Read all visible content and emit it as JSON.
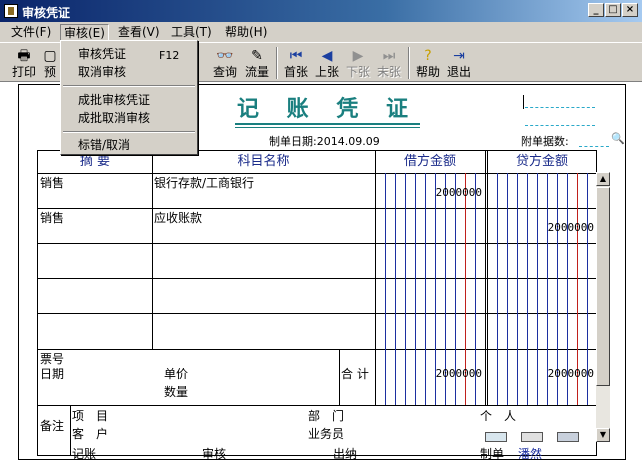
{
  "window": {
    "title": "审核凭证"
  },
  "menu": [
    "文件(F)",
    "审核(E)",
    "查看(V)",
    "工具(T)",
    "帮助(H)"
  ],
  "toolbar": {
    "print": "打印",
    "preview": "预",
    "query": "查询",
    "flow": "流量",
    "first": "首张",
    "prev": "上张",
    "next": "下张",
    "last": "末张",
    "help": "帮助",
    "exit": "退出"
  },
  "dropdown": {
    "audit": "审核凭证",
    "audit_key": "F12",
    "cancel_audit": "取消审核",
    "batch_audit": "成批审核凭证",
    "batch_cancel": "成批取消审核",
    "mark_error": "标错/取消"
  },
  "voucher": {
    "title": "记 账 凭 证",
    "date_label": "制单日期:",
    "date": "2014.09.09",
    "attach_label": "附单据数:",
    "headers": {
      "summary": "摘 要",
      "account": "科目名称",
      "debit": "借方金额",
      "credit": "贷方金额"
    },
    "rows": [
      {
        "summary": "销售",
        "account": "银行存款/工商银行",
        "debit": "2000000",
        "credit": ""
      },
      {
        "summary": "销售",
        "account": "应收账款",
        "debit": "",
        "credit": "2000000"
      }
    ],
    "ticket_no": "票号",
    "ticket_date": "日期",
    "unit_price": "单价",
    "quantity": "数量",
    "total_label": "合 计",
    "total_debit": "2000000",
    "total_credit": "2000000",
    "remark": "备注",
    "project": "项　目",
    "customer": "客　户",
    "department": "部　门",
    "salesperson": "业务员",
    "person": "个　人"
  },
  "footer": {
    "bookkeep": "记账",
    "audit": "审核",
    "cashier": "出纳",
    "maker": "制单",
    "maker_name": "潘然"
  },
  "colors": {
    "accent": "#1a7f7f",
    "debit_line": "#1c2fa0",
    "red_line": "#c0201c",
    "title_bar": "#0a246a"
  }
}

--------

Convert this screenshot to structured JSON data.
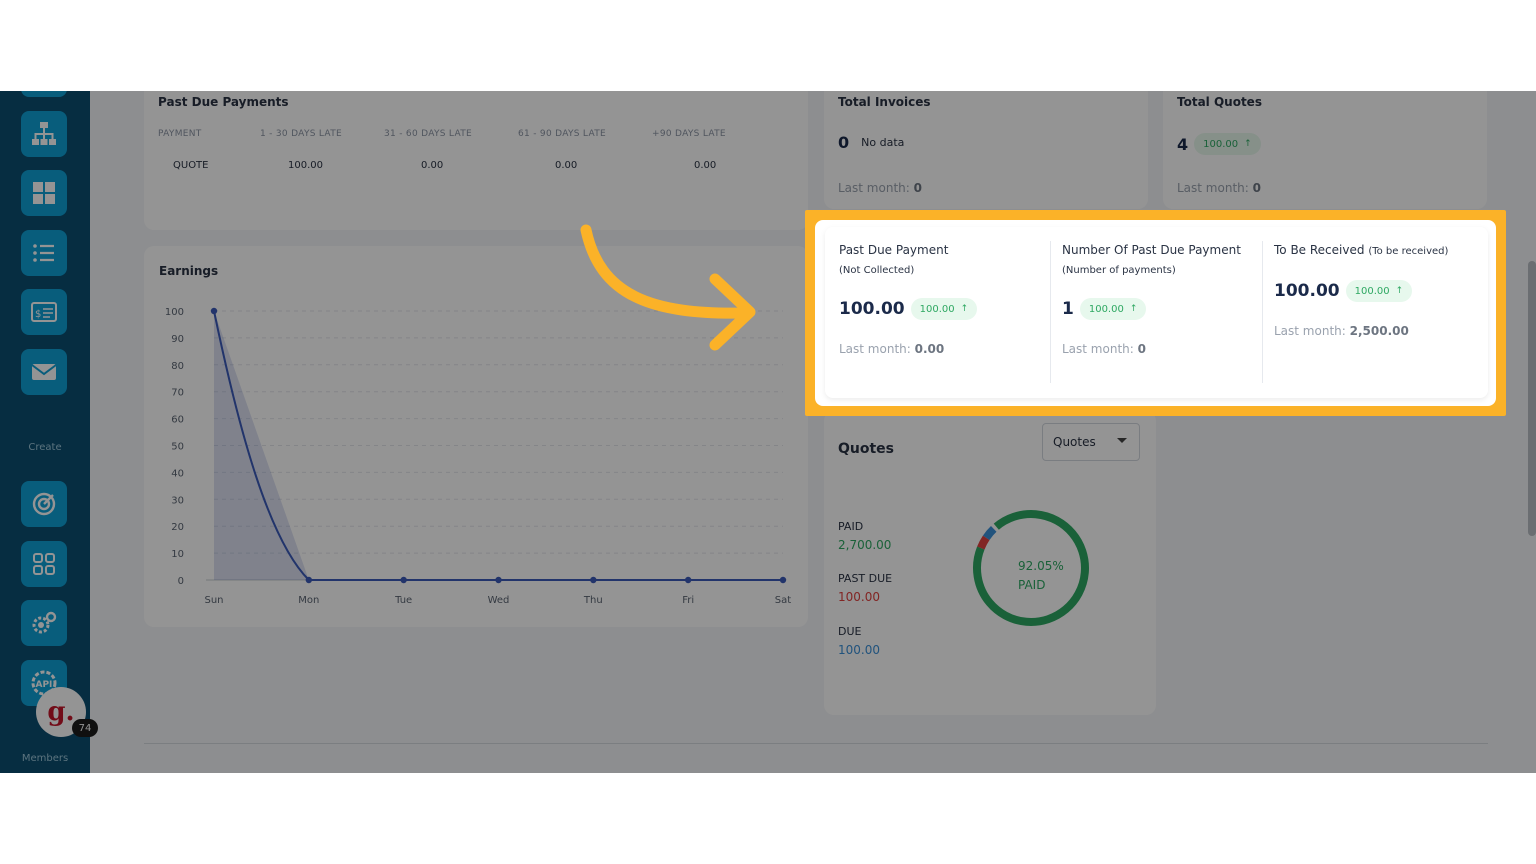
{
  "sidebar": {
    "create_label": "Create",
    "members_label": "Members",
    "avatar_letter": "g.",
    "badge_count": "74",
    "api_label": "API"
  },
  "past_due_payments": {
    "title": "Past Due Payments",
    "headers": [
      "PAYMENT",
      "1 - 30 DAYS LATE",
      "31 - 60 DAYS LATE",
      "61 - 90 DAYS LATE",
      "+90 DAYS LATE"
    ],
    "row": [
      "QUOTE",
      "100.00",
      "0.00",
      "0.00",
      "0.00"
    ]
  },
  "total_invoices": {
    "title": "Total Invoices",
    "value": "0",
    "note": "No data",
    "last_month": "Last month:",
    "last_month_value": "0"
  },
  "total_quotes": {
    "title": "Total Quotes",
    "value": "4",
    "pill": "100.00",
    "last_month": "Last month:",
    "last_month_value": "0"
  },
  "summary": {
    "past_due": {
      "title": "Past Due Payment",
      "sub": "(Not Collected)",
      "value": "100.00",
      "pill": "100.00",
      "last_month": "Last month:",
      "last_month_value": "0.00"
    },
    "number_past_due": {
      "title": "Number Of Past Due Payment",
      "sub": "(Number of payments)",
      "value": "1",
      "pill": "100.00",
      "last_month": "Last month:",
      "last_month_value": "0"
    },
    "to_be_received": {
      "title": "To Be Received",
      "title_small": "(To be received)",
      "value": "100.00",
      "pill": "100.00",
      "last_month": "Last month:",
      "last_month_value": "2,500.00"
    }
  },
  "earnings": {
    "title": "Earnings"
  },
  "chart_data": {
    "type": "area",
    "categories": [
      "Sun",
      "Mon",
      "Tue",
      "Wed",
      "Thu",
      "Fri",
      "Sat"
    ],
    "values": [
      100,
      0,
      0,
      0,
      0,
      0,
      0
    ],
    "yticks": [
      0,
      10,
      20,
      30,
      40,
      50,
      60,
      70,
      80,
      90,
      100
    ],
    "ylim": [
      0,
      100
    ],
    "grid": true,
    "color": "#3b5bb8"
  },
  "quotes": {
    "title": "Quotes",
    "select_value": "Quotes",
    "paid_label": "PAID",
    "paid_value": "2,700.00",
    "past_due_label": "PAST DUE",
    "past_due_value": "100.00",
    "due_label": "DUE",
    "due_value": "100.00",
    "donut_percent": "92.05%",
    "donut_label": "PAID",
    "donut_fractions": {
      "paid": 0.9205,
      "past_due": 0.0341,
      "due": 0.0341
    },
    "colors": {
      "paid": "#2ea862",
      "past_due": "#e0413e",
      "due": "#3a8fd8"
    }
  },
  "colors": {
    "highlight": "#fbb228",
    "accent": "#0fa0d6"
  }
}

--------

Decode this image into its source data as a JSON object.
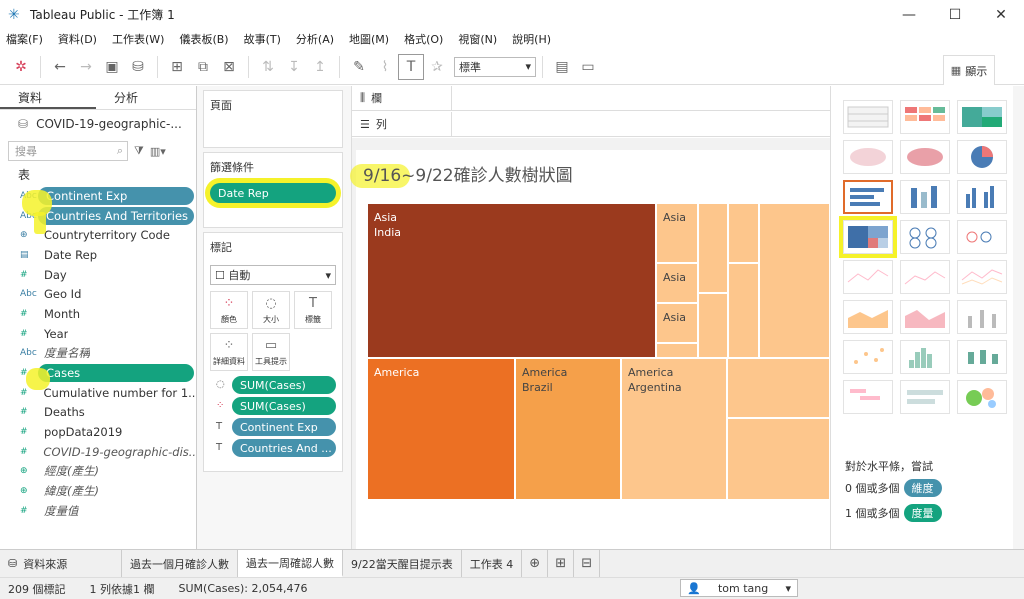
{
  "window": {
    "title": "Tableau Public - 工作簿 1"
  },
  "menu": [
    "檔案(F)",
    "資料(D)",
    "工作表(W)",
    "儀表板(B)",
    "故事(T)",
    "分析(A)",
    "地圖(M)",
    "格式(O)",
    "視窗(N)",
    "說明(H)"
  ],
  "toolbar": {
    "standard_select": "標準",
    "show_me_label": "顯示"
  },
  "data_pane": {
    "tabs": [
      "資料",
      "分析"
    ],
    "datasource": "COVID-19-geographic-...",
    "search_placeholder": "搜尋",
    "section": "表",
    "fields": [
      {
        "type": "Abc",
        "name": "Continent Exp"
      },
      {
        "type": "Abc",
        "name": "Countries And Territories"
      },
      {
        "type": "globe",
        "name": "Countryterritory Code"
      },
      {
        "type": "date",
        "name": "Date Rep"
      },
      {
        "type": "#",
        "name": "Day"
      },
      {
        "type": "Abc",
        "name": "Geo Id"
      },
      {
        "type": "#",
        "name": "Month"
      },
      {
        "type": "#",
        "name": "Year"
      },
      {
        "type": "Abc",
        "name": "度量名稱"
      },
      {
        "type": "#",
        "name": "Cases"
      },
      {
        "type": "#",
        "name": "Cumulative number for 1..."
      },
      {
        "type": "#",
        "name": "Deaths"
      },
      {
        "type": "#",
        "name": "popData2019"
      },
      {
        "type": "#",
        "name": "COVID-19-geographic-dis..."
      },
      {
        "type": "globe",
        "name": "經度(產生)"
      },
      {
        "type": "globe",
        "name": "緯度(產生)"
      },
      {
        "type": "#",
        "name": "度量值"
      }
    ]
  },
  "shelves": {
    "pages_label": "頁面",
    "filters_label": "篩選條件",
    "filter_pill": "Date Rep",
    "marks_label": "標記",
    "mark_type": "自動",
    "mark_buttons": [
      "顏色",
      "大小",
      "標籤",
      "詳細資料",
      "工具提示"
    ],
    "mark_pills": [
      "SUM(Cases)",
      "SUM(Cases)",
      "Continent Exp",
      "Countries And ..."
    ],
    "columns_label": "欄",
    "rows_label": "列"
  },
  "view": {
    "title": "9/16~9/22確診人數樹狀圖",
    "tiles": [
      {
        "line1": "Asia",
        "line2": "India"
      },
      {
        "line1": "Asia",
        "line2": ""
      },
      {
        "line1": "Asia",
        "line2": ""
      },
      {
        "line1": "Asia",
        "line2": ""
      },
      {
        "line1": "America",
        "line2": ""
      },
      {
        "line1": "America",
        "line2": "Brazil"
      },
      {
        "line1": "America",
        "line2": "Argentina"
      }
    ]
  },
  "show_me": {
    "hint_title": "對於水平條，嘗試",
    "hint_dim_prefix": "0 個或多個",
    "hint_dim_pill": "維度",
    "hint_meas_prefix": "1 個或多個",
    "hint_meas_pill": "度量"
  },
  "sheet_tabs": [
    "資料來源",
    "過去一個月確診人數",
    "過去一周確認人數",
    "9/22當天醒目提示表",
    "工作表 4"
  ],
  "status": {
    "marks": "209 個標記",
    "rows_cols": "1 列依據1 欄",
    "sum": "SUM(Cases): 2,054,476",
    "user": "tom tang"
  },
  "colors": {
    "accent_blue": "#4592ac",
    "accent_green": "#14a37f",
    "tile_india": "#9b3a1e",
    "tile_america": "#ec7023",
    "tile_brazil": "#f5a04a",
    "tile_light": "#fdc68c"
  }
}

--------

> YOUR OBJECTIVE: Check each line of the records for the word "個或多個", and show the lines that contain it.

> REPLY:
    "hint_dim_prefix": "0 個或多個",
    "hint_meas_prefix": "1 個或多個",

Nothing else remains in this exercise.